Records follow. Copy every line with "libenter".

## start

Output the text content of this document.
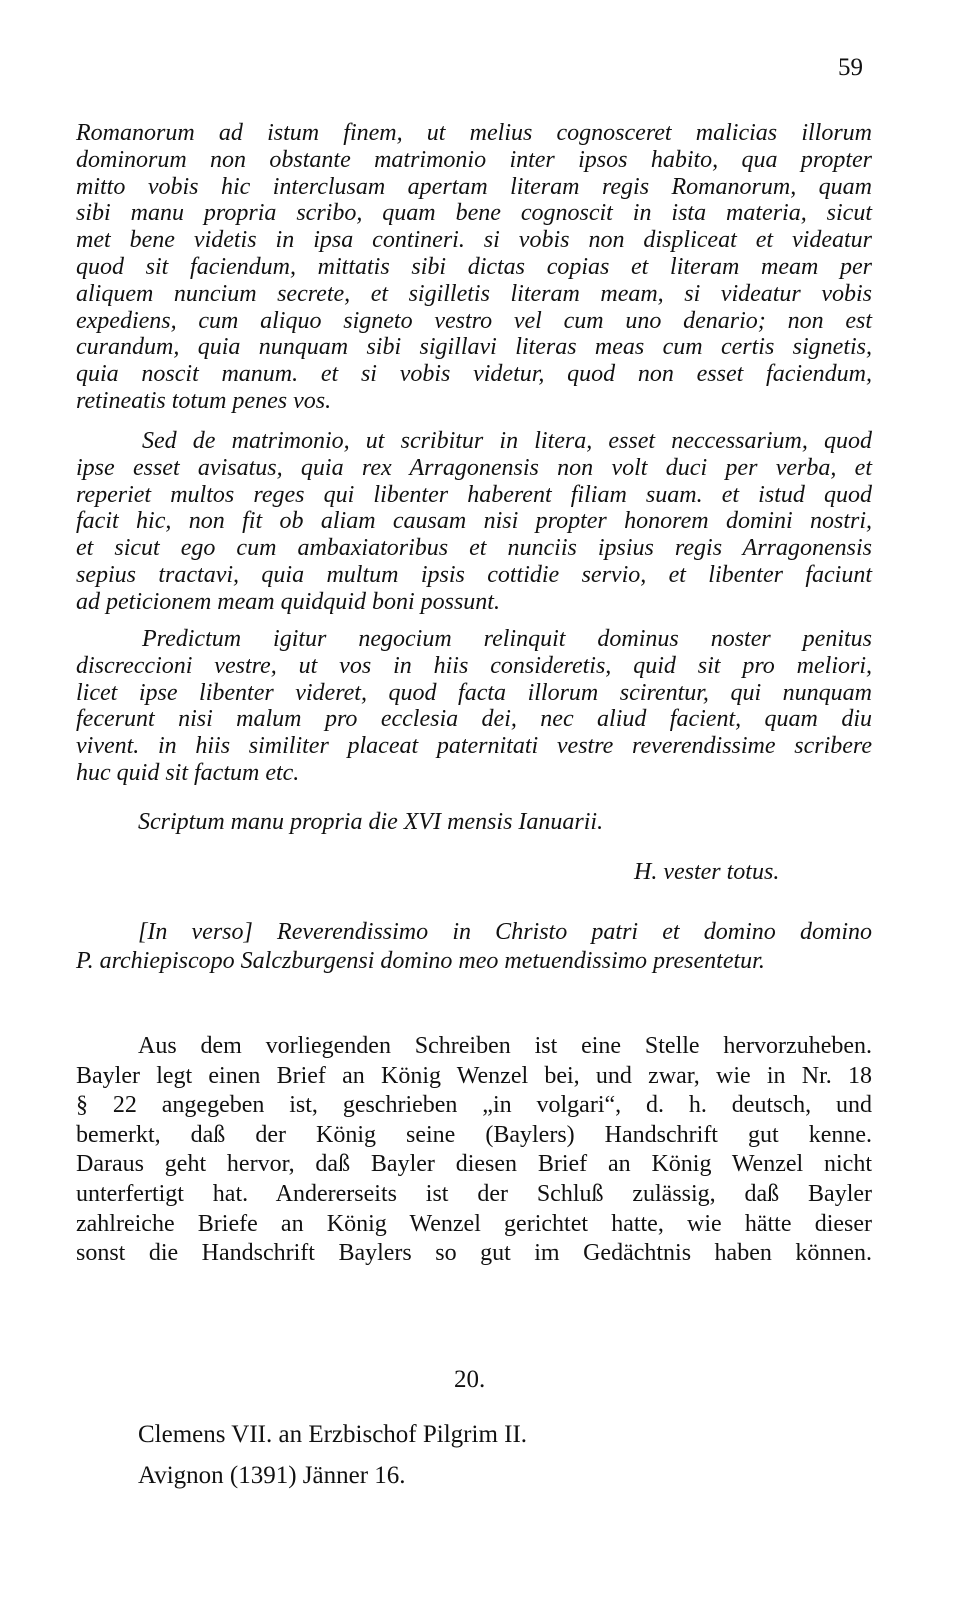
59
Romanorum ad istum finem, ut melius cognosceret malicias illorum
dominorum non obstante matrimonio inter ipsos habito, qua propter
mitto vobis hic interclusam apertam literam regis Romanorum, quam
sibi manu propria scribo, quam bene cognoscit in ista materia, sicut
met bene videtis in ipsa contineri. si vobis non displiceat et videatur
quod sit faciendum, mittatis sibi dictas copias et literam meam per
aliquem nuncium secrete, et sigilletis literam meam, si videatur vobis
expediens, cum aliquo signeto vestro vel cum uno denario; non est
curandum, quia nunquam sibi sigillavi literas meas cum certis signetis,
quia noscit manum. et si vobis videtur, quod non esset faciendum,
retineatis totum penes vos.
Sed de matrimonio, ut scribitur in litera, esset neccessarium, quod
ipse esset avisatus, quia rex Arragonensis non volt duci per verba, et
reperiet multos reges qui libenter haberent filiam suam. et istud quod
facit hic, non fit ob aliam causam nisi propter honorem domini nostri,
et sicut ego cum ambaxiatoribus et nunciis ipsius regis Arragonensis
sepius tractavi, quia multum ipsis cottidie servio, et libenter faciunt
ad peticionem meam quidquid boni possunt.
Predictum igitur negocium relinquit dominus noster penitus
discreccioni vestre, ut vos in hiis consideretis, quid sit pro meliori,
licet ipse libenter videret, quod facta illorum scirentur, qui nunquam
fecerunt nisi malum pro ecclesia dei, nec aliud facient, quam diu
vivent. in hiis similiter placeat paternitati vestre reverendissime scribere
huc quid sit factum etc.
Scriptum manu propria die XVI mensis Ianuarii.
H. vester totus.
[In verso] Reverendissimo in Christo patri et domino domino
P. archiepiscopo Salczburgensi domino meo metuendissimo presentetur.
Aus dem vorliegenden Schreiben ist eine Stelle hervorzuheben.
Bayler legt einen Brief an König Wenzel bei, und zwar, wie in Nr. 18
§ 22 angegeben ist, geschrieben „in volgari“, d. h. deutsch, und
bemerkt, daß der König seine (Baylers) Handschrift gut kenne.
Daraus geht hervor, daß Bayler diesen Brief an König Wenzel nicht
unterfertigt hat. Andererseits ist der Schluß zulässig, daß Bayler
zahlreiche Briefe an König Wenzel gerichtet hatte, wie hätte dieser
sonst die Handschrift Baylers so gut im Gedächtnis haben können.
20.
Clemens VII. an Erzbischof Pilgrim II.
Avignon (1391) Jänner 16.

## end

* [Output for this exercise]:
reperiet multos reges qui libenter haberent filiam suam. et istud quod
sepius tractavi, quia multum ipsis cottidie servio, et libenter faciunt
licet ipse libenter videret, quod facta illorum scirentur, qui nunquam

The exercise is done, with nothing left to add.